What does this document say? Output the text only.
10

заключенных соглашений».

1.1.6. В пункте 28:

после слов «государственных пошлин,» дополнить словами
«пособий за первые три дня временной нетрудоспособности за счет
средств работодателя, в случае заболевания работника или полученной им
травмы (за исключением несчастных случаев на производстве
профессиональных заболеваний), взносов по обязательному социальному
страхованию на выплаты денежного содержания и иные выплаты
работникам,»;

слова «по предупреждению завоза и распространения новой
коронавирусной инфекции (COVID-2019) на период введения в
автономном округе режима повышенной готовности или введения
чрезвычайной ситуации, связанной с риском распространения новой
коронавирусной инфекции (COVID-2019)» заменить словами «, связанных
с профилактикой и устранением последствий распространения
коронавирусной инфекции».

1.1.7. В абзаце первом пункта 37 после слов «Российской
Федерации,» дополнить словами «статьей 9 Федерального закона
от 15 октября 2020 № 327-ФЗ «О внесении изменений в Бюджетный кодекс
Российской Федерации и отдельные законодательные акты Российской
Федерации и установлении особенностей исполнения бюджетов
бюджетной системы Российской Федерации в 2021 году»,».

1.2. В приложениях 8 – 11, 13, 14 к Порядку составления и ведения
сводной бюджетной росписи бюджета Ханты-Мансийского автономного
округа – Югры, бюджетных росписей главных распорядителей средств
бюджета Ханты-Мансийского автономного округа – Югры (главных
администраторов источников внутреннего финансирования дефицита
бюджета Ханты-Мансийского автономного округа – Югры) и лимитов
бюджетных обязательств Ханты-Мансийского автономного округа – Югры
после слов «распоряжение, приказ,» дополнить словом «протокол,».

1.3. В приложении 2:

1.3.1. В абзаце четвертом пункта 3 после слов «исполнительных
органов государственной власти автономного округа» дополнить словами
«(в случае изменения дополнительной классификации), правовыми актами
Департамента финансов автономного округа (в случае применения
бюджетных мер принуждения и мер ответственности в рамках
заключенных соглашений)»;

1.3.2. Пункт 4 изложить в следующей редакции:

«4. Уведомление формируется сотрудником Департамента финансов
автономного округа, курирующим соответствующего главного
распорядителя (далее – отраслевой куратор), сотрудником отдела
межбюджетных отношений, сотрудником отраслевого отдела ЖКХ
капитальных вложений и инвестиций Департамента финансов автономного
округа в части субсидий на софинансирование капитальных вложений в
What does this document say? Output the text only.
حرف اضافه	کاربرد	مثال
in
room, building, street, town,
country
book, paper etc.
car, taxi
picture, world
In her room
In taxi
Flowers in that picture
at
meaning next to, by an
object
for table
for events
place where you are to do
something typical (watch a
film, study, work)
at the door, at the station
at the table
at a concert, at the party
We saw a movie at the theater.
•••
• Exercise aim
Take the lines above and retype all of them exactly.

• Solution to this task
What does this document say? Output the text only.
10

заключенных соглашений».

1.1.6. В пункте 28:

после слов «государственных пошлин,» дополнить словами
«пособий за первые три дня временной нетрудоспособности за счет
средств работодателя, в случае заболевания работника или полученной им
травмы (за исключением несчастных случаев на производстве
профессиональных заболеваний), взносов по обязательному социальному
страхованию на выплаты денежного содержания и иные выплаты
работникам,»;

слова «по предупреждению завоза и распространения новой
коронавирусной инфекции (COVID-2019) на период введения в
автономном округе режима повышенной готовности или введения
чрезвычайной ситуации, связанной с риском распространения новой
коронавирусной инфекции (COVID-2019)» заменить словами «, связанных
с профилактикой и устранением последствий распространения
коронавирусной инфекции».

1.1.7. В абзаце первом пункта 37 после слов «Российской
Федерации,» дополнить словами «статьей 9 Федерального закона
от 15 октября 2020 № 327-ФЗ «О внесении изменений в Бюджетный кодекс
Российской Федерации и отдельные законодательные акты Российской
Федерации и установлении особенностей исполнения бюджетов
бюджетной системы Российской Федерации в 2021 году»,».

1.2. В приложениях 8 – 11, 13, 14 к Порядку составления и ведения
сводной бюджетной росписи бюджета Ханты-Мансийского автономного
округа – Югры, бюджетных росписей главных распорядителей средств
бюджета Ханты-Мансийского автономного округа – Югры (главных
администраторов источников внутреннего финансирования дефицита
бюджета Ханты-Мансийского автономного округа – Югры) и лимитов
бюджетных обязательств Ханты-Мансийского автономного округа – Югры
после слов «распоряжение, приказ,» дополнить словом «протокол,».

1.3. В приложении 2:

1.3.1. В абзаце четвертом пункта 3 после слов «исполнительных
органов государственной власти автономного округа» дополнить словами
«(в случае изменения дополнительной классификации), правовыми актами
Департамента финансов автономного округа (в случае применения
бюджетных мер принуждения и мер ответственности в рамках
заключенных соглашений)»;

1.3.2. Пункт 4 изложить в следующей редакции:

«4. Уведомление формируется сотрудником Департамента финансов
автономного округа, курирующим соответствующего главного
распорядителя (далее – отраслевой куратор), сотрудником отдела
межбюджетных отношений, сотрудником отраслевого отдела ЖКХ
капитальных вложений и инвестиций Департамента финансов автономного
округа в части субсидий на софинансирование капитальных вложений в
What does this document say? Output the text only.
حرف اضافه	کاربرد	مثال
in
room, building, street, town,
country
book, paper etc.
car, taxi
picture, world
In her room
In taxi
Flowers in that picture
at
meaning next to, by an
object
for table
for events
place where you are to do
something typical (watch a
film, study, work)
at the door, at the station
at the table
at a concert, at the party
We saw a movie at the theater.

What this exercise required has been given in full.